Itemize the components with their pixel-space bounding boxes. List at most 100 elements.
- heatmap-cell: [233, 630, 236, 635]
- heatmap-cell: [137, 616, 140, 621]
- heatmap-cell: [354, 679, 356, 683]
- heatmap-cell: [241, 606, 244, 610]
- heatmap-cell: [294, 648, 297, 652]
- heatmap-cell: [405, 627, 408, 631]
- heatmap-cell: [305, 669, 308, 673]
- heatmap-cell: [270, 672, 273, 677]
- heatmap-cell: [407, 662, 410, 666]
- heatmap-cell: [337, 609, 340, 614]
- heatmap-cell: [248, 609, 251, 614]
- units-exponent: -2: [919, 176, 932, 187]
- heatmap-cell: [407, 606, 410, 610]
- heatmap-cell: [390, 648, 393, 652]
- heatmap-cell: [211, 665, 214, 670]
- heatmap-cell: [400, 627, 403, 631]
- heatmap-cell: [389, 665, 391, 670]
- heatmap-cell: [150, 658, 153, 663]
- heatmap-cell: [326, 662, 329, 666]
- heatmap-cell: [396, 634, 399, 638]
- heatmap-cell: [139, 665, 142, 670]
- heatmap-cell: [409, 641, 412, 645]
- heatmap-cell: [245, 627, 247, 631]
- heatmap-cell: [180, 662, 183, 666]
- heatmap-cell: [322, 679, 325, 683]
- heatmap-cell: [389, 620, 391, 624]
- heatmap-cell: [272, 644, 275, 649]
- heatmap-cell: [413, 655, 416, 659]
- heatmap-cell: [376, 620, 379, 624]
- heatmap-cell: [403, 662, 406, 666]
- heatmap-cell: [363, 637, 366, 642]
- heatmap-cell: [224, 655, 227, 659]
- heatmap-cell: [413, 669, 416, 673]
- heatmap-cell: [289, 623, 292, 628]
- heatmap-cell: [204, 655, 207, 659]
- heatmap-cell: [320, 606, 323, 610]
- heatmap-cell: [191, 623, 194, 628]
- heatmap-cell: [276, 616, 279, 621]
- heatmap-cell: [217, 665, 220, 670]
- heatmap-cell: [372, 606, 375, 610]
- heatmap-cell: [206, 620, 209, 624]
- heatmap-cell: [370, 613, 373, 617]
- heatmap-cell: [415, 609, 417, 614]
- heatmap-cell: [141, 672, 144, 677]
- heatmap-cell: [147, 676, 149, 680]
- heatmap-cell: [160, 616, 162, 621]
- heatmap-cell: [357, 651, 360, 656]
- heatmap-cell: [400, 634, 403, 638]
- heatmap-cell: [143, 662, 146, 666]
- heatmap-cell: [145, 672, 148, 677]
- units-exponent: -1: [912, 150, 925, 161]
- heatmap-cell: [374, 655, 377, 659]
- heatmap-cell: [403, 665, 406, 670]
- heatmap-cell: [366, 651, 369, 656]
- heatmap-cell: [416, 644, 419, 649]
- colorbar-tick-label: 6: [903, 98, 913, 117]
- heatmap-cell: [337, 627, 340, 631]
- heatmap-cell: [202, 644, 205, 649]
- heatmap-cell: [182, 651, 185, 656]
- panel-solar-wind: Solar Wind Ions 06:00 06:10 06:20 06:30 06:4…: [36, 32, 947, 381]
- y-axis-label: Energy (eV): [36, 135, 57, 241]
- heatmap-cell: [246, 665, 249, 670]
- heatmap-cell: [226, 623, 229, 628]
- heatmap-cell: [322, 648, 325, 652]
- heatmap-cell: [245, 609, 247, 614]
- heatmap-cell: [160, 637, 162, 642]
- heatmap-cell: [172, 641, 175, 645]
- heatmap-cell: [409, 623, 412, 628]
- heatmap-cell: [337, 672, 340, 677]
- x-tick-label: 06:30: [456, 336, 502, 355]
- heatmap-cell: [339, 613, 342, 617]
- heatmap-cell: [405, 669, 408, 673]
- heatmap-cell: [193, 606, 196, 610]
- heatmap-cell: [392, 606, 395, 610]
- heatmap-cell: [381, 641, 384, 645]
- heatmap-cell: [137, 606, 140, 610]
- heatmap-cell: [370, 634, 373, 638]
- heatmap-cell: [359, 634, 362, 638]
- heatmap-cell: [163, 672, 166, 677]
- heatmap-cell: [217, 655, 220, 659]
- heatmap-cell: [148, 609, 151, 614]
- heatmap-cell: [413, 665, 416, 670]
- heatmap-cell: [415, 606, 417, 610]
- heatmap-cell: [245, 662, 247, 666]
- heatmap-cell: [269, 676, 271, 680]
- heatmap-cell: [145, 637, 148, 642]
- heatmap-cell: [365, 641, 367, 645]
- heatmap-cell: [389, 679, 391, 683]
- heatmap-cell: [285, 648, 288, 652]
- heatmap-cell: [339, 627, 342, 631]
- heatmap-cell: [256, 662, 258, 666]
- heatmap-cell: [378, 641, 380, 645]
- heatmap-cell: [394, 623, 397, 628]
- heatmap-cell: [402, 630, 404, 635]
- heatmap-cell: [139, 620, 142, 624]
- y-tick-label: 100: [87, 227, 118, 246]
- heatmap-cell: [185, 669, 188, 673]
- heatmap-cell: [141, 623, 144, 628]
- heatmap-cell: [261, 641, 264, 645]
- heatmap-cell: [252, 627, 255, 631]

━━━━

Copy every line of the records above, word for word and in the same order, without changing anything.

Itemize the components with their pixel-space bounding boxes. List at most 100 elements.
- heatmap-cell: [233, 630, 236, 635]
- heatmap-cell: [137, 616, 140, 621]
- heatmap-cell: [354, 679, 356, 683]
- heatmap-cell: [241, 606, 244, 610]
- heatmap-cell: [294, 648, 297, 652]
- heatmap-cell: [405, 627, 408, 631]
- heatmap-cell: [305, 669, 308, 673]
- heatmap-cell: [270, 672, 273, 677]
- heatmap-cell: [407, 662, 410, 666]
- heatmap-cell: [337, 609, 340, 614]
- heatmap-cell: [248, 609, 251, 614]
- units-exponent: -2: [919, 176, 932, 187]
- heatmap-cell: [407, 606, 410, 610]
- heatmap-cell: [390, 648, 393, 652]
- heatmap-cell: [211, 665, 214, 670]
- heatmap-cell: [400, 627, 403, 631]
- heatmap-cell: [389, 665, 391, 670]
- heatmap-cell: [150, 658, 153, 663]
- heatmap-cell: [326, 662, 329, 666]
- heatmap-cell: [396, 634, 399, 638]
- heatmap-cell: [139, 665, 142, 670]
- heatmap-cell: [409, 641, 412, 645]
- heatmap-cell: [245, 627, 247, 631]
- heatmap-cell: [180, 662, 183, 666]
- heatmap-cell: [322, 679, 325, 683]
- heatmap-cell: [389, 620, 391, 624]
- heatmap-cell: [272, 644, 275, 649]
- heatmap-cell: [413, 655, 416, 659]
- heatmap-cell: [376, 620, 379, 624]
- heatmap-cell: [403, 662, 406, 666]
- heatmap-cell: [363, 637, 366, 642]
- heatmap-cell: [224, 655, 227, 659]
- heatmap-cell: [413, 669, 416, 673]
- heatmap-cell: [289, 623, 292, 628]
- heatmap-cell: [204, 655, 207, 659]
- heatmap-cell: [320, 606, 323, 610]
- heatmap-cell: [191, 623, 194, 628]
- heatmap-cell: [276, 616, 279, 621]
- heatmap-cell: [217, 665, 220, 670]
- heatmap-cell: [372, 606, 375, 610]
- heatmap-cell: [206, 620, 209, 624]
- heatmap-cell: [370, 613, 373, 617]
- heatmap-cell: [415, 609, 417, 614]
- heatmap-cell: [141, 672, 144, 677]
- heatmap-cell: [147, 676, 149, 680]
- heatmap-cell: [160, 616, 162, 621]
- heatmap-cell: [357, 651, 360, 656]
- heatmap-cell: [400, 634, 403, 638]
- heatmap-cell: [143, 662, 146, 666]
- heatmap-cell: [145, 672, 148, 677]
- units-exponent: -1: [912, 150, 925, 161]
- heatmap-cell: [374, 655, 377, 659]
- heatmap-cell: [403, 665, 406, 670]
- heatmap-cell: [366, 651, 369, 656]
- heatmap-cell: [416, 644, 419, 649]
- colorbar-tick-label: 6: [903, 98, 913, 117]
- heatmap-cell: [337, 627, 340, 631]
- heatmap-cell: [202, 644, 205, 649]
- heatmap-cell: [182, 651, 185, 656]
- panel-solar-wind: Solar Wind Ions 06:00 06:10 06:20 06:30 06:4…: [36, 32, 947, 381]
- y-axis-label: Energy (eV): [36, 135, 57, 241]
- heatmap-cell: [246, 665, 249, 670]
- heatmap-cell: [226, 623, 229, 628]
- heatmap-cell: [322, 648, 325, 652]
- heatmap-cell: [245, 609, 247, 614]
- heatmap-cell: [160, 637, 162, 642]
- heatmap-cell: [172, 641, 175, 645]
- heatmap-cell: [409, 623, 412, 628]
- heatmap-cell: [337, 672, 340, 677]
- x-tick-label: 06:30: [456, 336, 502, 355]
- heatmap-cell: [339, 613, 342, 617]
- heatmap-cell: [405, 669, 408, 673]
- heatmap-cell: [193, 606, 196, 610]
- heatmap-cell: [392, 606, 395, 610]
- heatmap-cell: [381, 641, 384, 645]
- heatmap-cell: [137, 606, 140, 610]
- heatmap-cell: [370, 634, 373, 638]
- heatmap-cell: [359, 634, 362, 638]
- heatmap-cell: [163, 672, 166, 677]
- heatmap-cell: [217, 655, 220, 659]
- heatmap-cell: [148, 609, 151, 614]
- heatmap-cell: [413, 665, 416, 670]
- heatmap-cell: [415, 606, 417, 610]
- heatmap-cell: [245, 662, 247, 666]
- heatmap-cell: [269, 676, 271, 680]
- heatmap-cell: [145, 637, 148, 642]
- heatmap-cell: [365, 641, 367, 645]
- heatmap-cell: [389, 679, 391, 683]
- heatmap-cell: [285, 648, 288, 652]
- heatmap-cell: [339, 627, 342, 631]
- heatmap-cell: [256, 662, 258, 666]
- heatmap-cell: [378, 641, 380, 645]
- heatmap-cell: [394, 623, 397, 628]
- heatmap-cell: [402, 630, 404, 635]
- heatmap-cell: [139, 620, 142, 624]
- y-tick-label: 100: [87, 227, 118, 246]
- heatmap-cell: [185, 669, 188, 673]
- heatmap-cell: [141, 623, 144, 628]
- heatmap-cell: [261, 641, 264, 645]
- heatmap-cell: [252, 627, 255, 631]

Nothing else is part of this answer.